■ **What is being asked**: Return every record below exactly as written, but leave out the pictures.
-------- Data provided --------
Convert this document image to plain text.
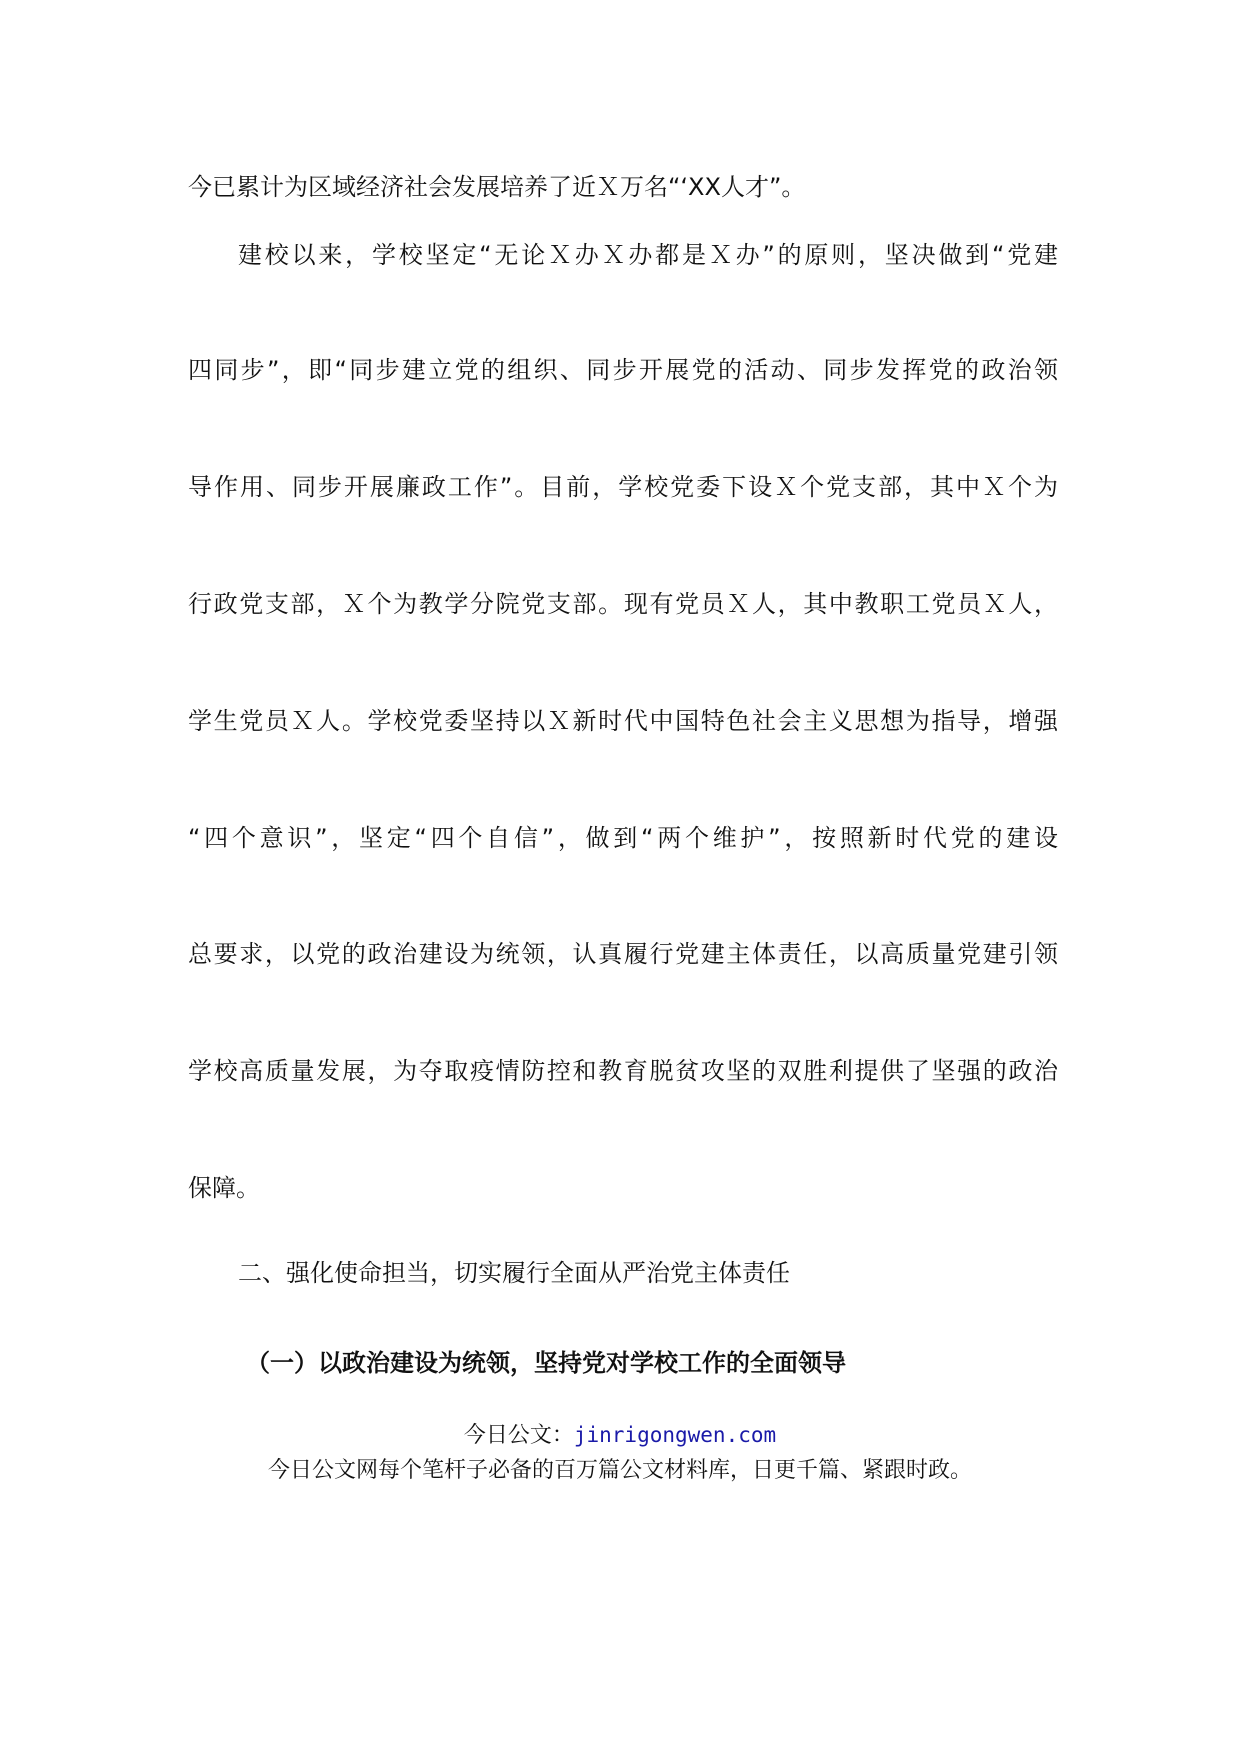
今已累计为区域经济社会发展培养了近Ｘ万名“‘XX人才”。
建校以来，学校坚定“无论Ｘ办Ｘ办都是Ｘ办”的原则，坚决做到“党建
四同步”，即“同步建立党的组织、同步开展党的活动、同步发挥党的政治领
导作用、同步开展廉政工作”。目前，学校党委下设Ｘ个党支部，其中Ｘ个为
行政党支部，Ｘ个为教学分院党支部。现有党员Ｘ人，其中教职工党员Ｘ人，
学生党员Ｘ人。学校党委坚持以Ｘ新时代中国特色社会主义思想为指导，增强
“四个意识”，坚定“四个自信”，做到“两个维护”，按照新时代党的建设
总要求，以党的政治建设为统领，认真履行党建主体责任，以高质量党建引领
学校高质量发展，为夺取疫情防控和教育脱贫攻坚的双胜利提供了坚强的政治
保障。
二、强化使命担当，切实履行全面从严治党主体责任
（一）以政治建设为统领，坚持党对学校工作的全面领导
今日公文：jinrigongwen.com
今日公文网每个笔杆子必备的百万篇公文材料库，日更千篇、紧跟时政。
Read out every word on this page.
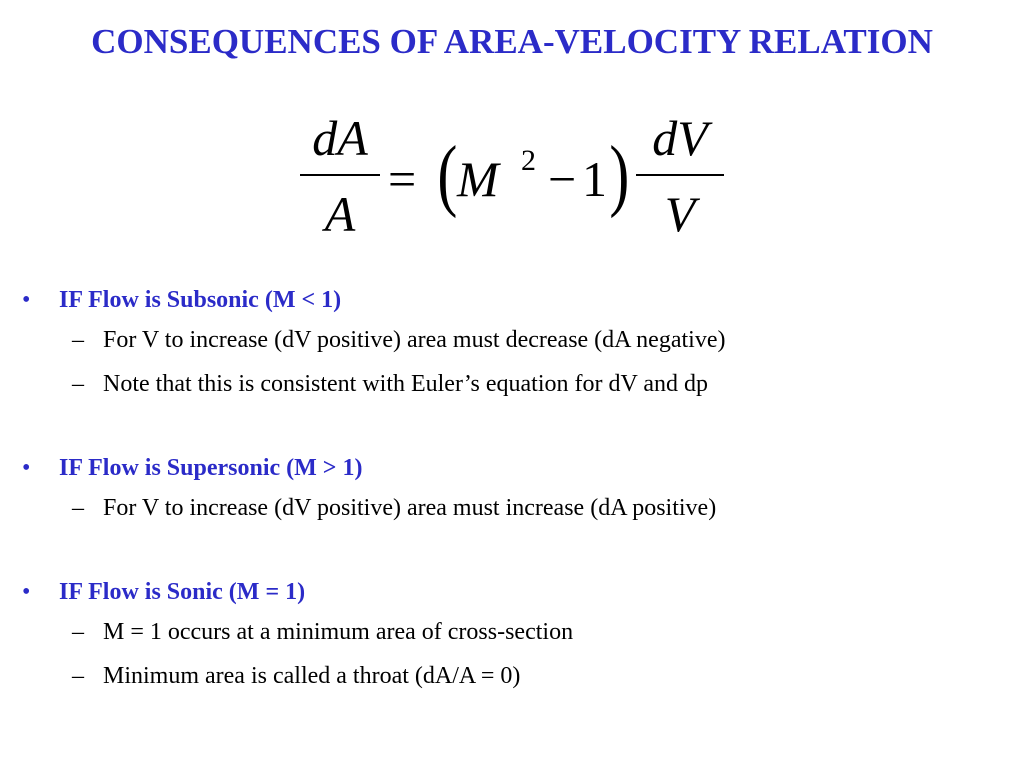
CONSEQUENCES OF AREA-VELOCITY RELATION
dA
A
= ( M 2 − 1 ) dV
V
• IF Flow is Subsonic (M < 1)
– For V to increase (dV positive) area must decrease (dA negative)
– Note that this is consistent with Euler’s equation for dV and dp
• IF Flow is Supersonic (M > 1)
– For V to increase (dV positive) area must increase (dA positive)
• IF Flow is Sonic (M = 1)
– M = 1 occurs at a minimum area of cross-section
– Minimum area is called a throat (dA/A = 0)
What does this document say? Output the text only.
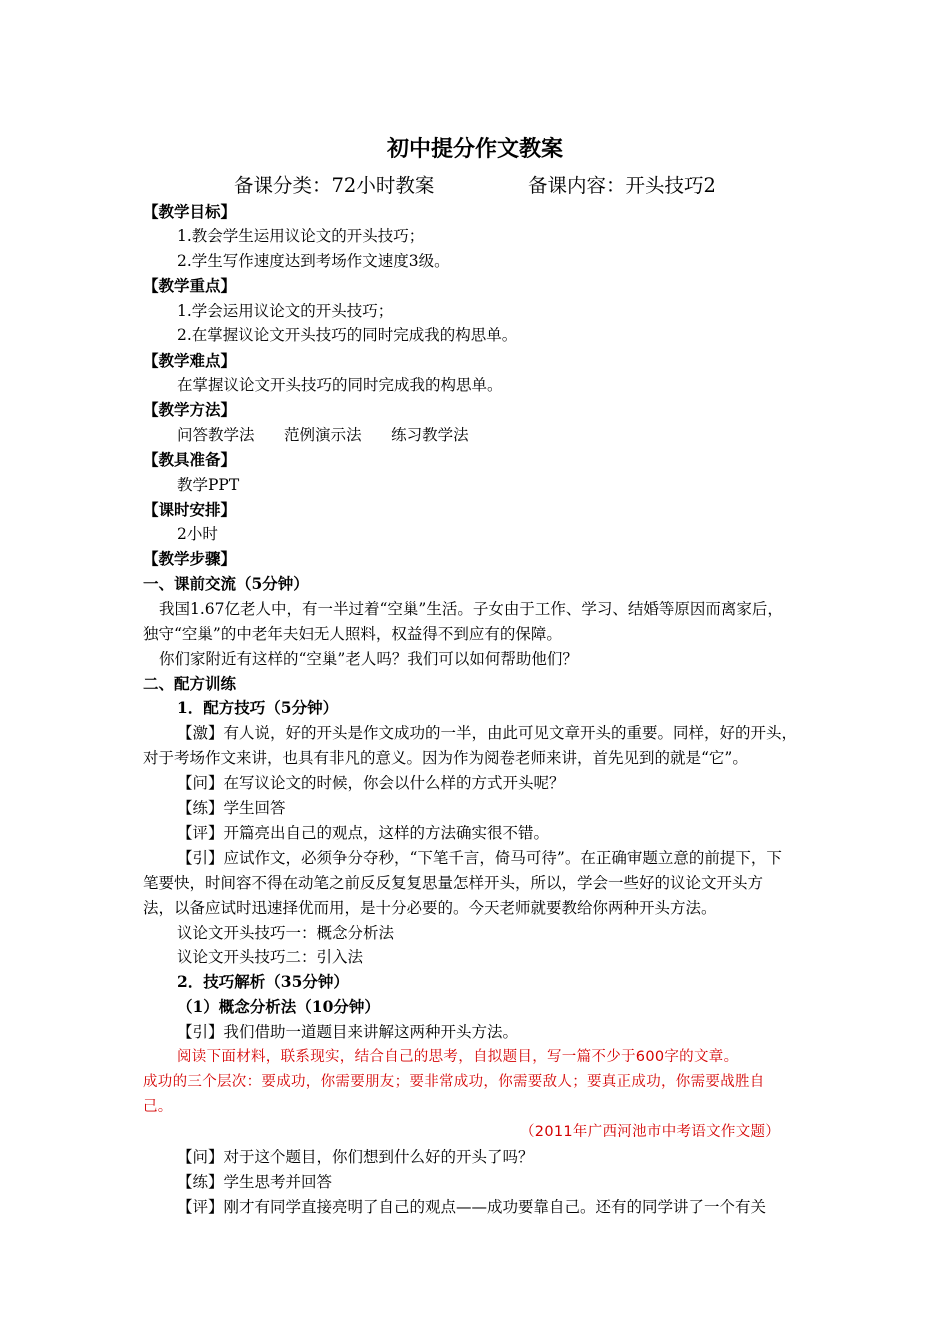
初中提分作文教案
备课分类：72小时教案	备课内容：开头技巧2
【教学目标】
1.教会学生运用议论文的开头技巧；
2.学生写作速度达到考场作文速度3级。
【教学重点】
1.学会运用议论文的开头技巧；
2.在掌握议论文开头技巧的同时完成我的构思单。
【教学难点】
在掌握议论文开头技巧的同时完成我的构思单。
【教学方法】
问答教学法      范例演示法      练习教学法
【教具准备】
教学PPT
【课时安排】
2小时
【教学步骤】
一、课前交流（5分钟）
我国1.67亿老人中，有一半过着“空巢”生活。子女由于工作、学习、结婚等原因而离家后，
独守“空巢”的中老年夫妇无人照料，权益得不到应有的保障。
你们家附近有这样的“空巢”老人吗？我们可以如何帮助他们？
二、配方训练
1．配方技巧（5分钟）
【激】有人说，好的开头是作文成功的一半，由此可见文章开头的重要。同样，好的开头，
对于考场作文来讲，也具有非凡的意义。因为作为阅卷老师来讲，首先见到的就是“它”。
【问】在写议论文的时候，你会以什么样的方式开头呢？
【练】学生回答
【评】开篇亮出自己的观点，这样的方法确实很不错。
【引】应试作文，必须争分夺秒，“下笔千言，倚马可待”。在正确审题立意的前提下，下
笔要快，时间容不得在动笔之前反反复复思量怎样开头，所以，学会一些好的议论文开头方
法，以备应试时迅速择优而用，是十分必要的。今天老师就要教给你两种开头方法。
议论文开头技巧一：概念分析法
议论文开头技巧二：引入法
2．技巧解析（35分钟）
（1）概念分析法（10分钟）
【引】我们借助一道题目来讲解这两种开头方法。
阅读下面材料，联系现实，结合自己的思考，自拟题目，写一篇不少于600字的文章。
成功的三个层次：要成功，你需要朋友；要非常成功，你需要敌人；要真正成功，你需要战胜自
己。
（2011年广西河池市中考语文作文题）
【问】对于这个题目，你们想到什么好的开头了吗？
【练】学生思考并回答
【评】刚才有同学直接亮明了自己的观点——成功要靠自己。还有的同学讲了一个有关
--------
■ **Finished answer**:
Convert this document image to plain text.
今已累计为区域经济社会发展培养了近Ｘ万名“‘XX人才”。
建校以来，学校坚定“无论Ｘ办Ｘ办都是Ｘ办”的原则，坚决做到“党建
四同步”，即“同步建立党的组织、同步开展党的活动、同步发挥党的政治领
导作用、同步开展廉政工作”。目前，学校党委下设Ｘ个党支部，其中Ｘ个为
行政党支部，Ｘ个为教学分院党支部。现有党员Ｘ人，其中教职工党员Ｘ人，
学生党员Ｘ人。学校党委坚持以Ｘ新时代中国特色社会主义思想为指导，增强
“四个意识”，坚定“四个自信”，做到“两个维护”，按照新时代党的建设
总要求，以党的政治建设为统领，认真履行党建主体责任，以高质量党建引领
学校高质量发展，为夺取疫情防控和教育脱贫攻坚的双胜利提供了坚强的政治
保障。
二、强化使命担当，切实履行全面从严治党主体责任
（一）以政治建设为统领，坚持党对学校工作的全面领导
今日公文：jinrigongwen.com
今日公文网每个笔杆子必备的百万篇公文材料库，日更千篇、紧跟时政。
Read out every word on this page.
CONSEQUENCES OF AREA-VELOCITY RELATION
dA
A
= ( M 2 − 1 ) dV
V
• IF Flow is Subsonic (M < 1)
– For V to increase (dV positive) area must decrease (dA negative)
– Note that this is consistent with Euler’s equation for dV and dp
• IF Flow is Supersonic (M > 1)
– For V to increase (dV positive) area must increase (dA positive)
• IF Flow is Sonic (M = 1)
– M = 1 occurs at a minimum area of cross-section
– Minimum area is called a throat (dA/A = 0)
What does this document say? Output the text only.
初中提分作文教案
备课分类：72小时教案	备课内容：开头技巧2
【教学目标】
1.教会学生运用议论文的开头技巧；
2.学生写作速度达到考场作文速度3级。
【教学重点】
1.学会运用议论文的开头技巧；
2.在掌握议论文开头技巧的同时完成我的构思单。
【教学难点】
在掌握议论文开头技巧的同时完成我的构思单。
【教学方法】
问答教学法      范例演示法      练习教学法
【教具准备】
教学PPT
【课时安排】
2小时
【教学步骤】
一、课前交流（5分钟）
我国1.67亿老人中，有一半过着“空巢”生活。子女由于工作、学习、结婚等原因而离家后，
独守“空巢”的中老年夫妇无人照料，权益得不到应有的保障。
你们家附近有这样的“空巢”老人吗？我们可以如何帮助他们？
二、配方训练
1．配方技巧（5分钟）
【激】有人说，好的开头是作文成功的一半，由此可见文章开头的重要。同样，好的开头，
对于考场作文来讲，也具有非凡的意义。因为作为阅卷老师来讲，首先见到的就是“它”。
【问】在写议论文的时候，你会以什么样的方式开头呢？
【练】学生回答
【评】开篇亮出自己的观点，这样的方法确实很不错。
【引】应试作文，必须争分夺秒，“下笔千言，倚马可待”。在正确审题立意的前提下，下
笔要快，时间容不得在动笔之前反反复复思量怎样开头，所以，学会一些好的议论文开头方
法，以备应试时迅速择优而用，是十分必要的。今天老师就要教给你两种开头方法。
议论文开头技巧一：概念分析法
议论文开头技巧二：引入法
2．技巧解析（35分钟）
（1）概念分析法（10分钟）
【引】我们借助一道题目来讲解这两种开头方法。
阅读下面材料，联系现实，结合自己的思考，自拟题目，写一篇不少于600字的文章。
成功的三个层次：要成功，你需要朋友；要非常成功，你需要敌人；要真正成功，你需要战胜自
己。
（2011年广西河池市中考语文作文题）
【问】对于这个题目，你们想到什么好的开头了吗？
【练】学生思考并回答
【评】刚才有同学直接亮明了自己的观点——成功要靠自己。还有的同学讲了一个有关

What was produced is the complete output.